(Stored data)
-=-=-=-=-

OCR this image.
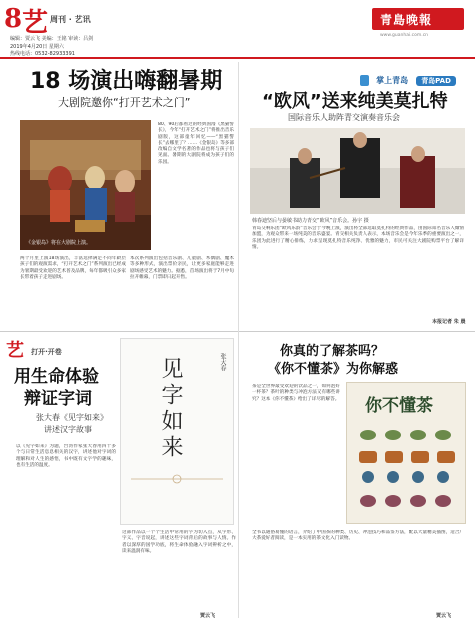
8 艺 周刊 · 艺讯
编辑：贾云飞 美编：王铭 审读：吕剑
2019年4月20日 星期六
热线电话：0532-82933391
青島晚報
www.guanhai.com.cn
18 场演出嗨翻暑期
大剧院邀你“打开艺术之门”
《金银岛》将在大剧院上演。
80、90后都看过的经典国漫《黑猫警长》，今年“打开艺术之门”将推出音乐剧版，这部童年回忆——“黑猫警长”去哪里了？……《金银岛》等多部改编自文学名著的作品也将与孩子们见面。暑期的大剧院将成为孩子们的乐园。
两个月里上演18场演出，丰富选择满足不同年龄层孩子们的观演需求，“打开艺术之门”系列演出已经成为暑期最受欢迎的艺术普及品牌，每年都吸引众多家长带着孩子走进剧场。
本次系列演出包括音乐剧、儿童剧、木偶剧、魔术等多种形式，演出票价亲民，让更多家庭能够走进剧场感受艺术的魅力。据悉，首场演出将于7月中旬拉开帷幕，门票即日起开售。
掌上青岛 青岛PAD
“欧风”送来纯美莫扎特
国际音乐人助阵青交演奏音乐会
韩春迪坚后与晏敏书助力青交“欧风”音乐会。孙宇 摄
青岛交响乐团“欧风乐韵”音乐会于今晚上演，演出将全部选取莫扎特的经典作品，由国际知名音乐人倾情加盟，为观众带来一场纯美的音乐盛宴。青交相关负责人表示，本场音乐会是今年乐季的重要演出之一，乐团为此进行了精心排练，力求呈现莫扎特音乐纯净、优雅的魅力，市民可关注大剧院购票平台了解详情。
本报记者 朱 晨
艺 打开·开卷
用生命体验
辩证字词
张大春《见字如来》
讲述汉字故事
张大春
见字如来
以《见字如来》为题，台湾作家张大春用四十多个与日常生活息息相关的汉字，讲述他对字词的理解和对人生的感悟，书中既有文字学的趣味，也有生活的温度。
这部作品以一个个生活中常用的字为切入点，从字形、字义、字音说起，讲述这些字词背后的故事与人情。作者以深厚的国学功底，将生命体验融入字词辨析之中，读来温润有味。
贾云飞
你真的了解茶吗？
《你不懂茶》为你解惑
茶是全世界最受欢迎的饮品之一，如何泡好一杯茶？茶叶的种类与冲泡方法又有哪些讲究？这本《你不懂茶》给出了详尽的解答。 你不懂茶
全书以通俗易懂的语言，介绍了中国茶的种类、历史、冲泡技巧和品鉴方法，配以大量精美插图，适合广大茶爱好者阅读，是一本实用的茶文化入门读物。
贾云飞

-=-=-=-=-

**Directive:** Omitting all images, retype each line of the records precisely.

**Solution to the problem:**
OCR this image.
8 艺 周刊 · 艺讯
编辑：贾云飞 美编：王铭 审读：吕剑
2019年4月20日 星期六
热线电话：0532-82933391
青島晚報
www.guanhai.com.cn
18 场演出嗨翻暑期
大剧院邀你“打开艺术之门”
《金银岛》将在大剧院上演。
80、90后都看过的经典国漫《黑猫警长》，今年“打开艺术之门”将推出音乐剧版，这部童年回忆——“黑猫警长”去哪里了？……《金银岛》等多部改编自文学名著的作品也将与孩子们见面。暑期的大剧院将成为孩子们的乐园。
两个月里上演18场演出，丰富选择满足不同年龄层孩子们的观演需求，“打开艺术之门”系列演出已经成为暑期最受欢迎的艺术普及品牌，每年都吸引众多家长带着孩子走进剧场。
本次系列演出包括音乐剧、儿童剧、木偶剧、魔术等多种形式，演出票价亲民，让更多家庭能够走进剧场感受艺术的魅力。据悉，首场演出将于7月中旬拉开帷幕，门票即日起开售。
掌上青岛 青岛PAD
“欧风”送来纯美莫扎特
国际音乐人助阵青交演奏音乐会
韩春迪坚后与晏敏书助力青交“欧风”音乐会。孙宇 摄
青岛交响乐团“欧风乐韵”音乐会于今晚上演，演出将全部选取莫扎特的经典作品，由国际知名音乐人倾情加盟，为观众带来一场纯美的音乐盛宴。青交相关负责人表示，本场音乐会是今年乐季的重要演出之一，乐团为此进行了精心排练，力求呈现莫扎特音乐纯净、优雅的魅力，市民可关注大剧院购票平台了解详情。
本报记者 朱 晨
艺 打开·开卷
用生命体验
辩证字词
张大春《见字如来》
讲述汉字故事
张大春
见字如来
以《见字如来》为题，台湾作家张大春用四十多个与日常生活息息相关的汉字，讲述他对字词的理解和对人生的感悟，书中既有文字学的趣味，也有生活的温度。
这部作品以一个个生活中常用的字为切入点，从字形、字义、字音说起，讲述这些字词背后的故事与人情。作者以深厚的国学功底，将生命体验融入字词辨析之中，读来温润有味。
贾云飞
你真的了解茶吗？
《你不懂茶》为你解惑
茶是全世界最受欢迎的饮品之一，如何泡好一杯茶？茶叶的种类与冲泡方法又有哪些讲究？这本《你不懂茶》给出了详尽的解答。 你不懂茶
全书以通俗易懂的语言，介绍了中国茶的种类、历史、冲泡技巧和品鉴方法，配以大量精美插图，适合广大茶爱好者阅读，是一本实用的茶文化入门读物。
贾云飞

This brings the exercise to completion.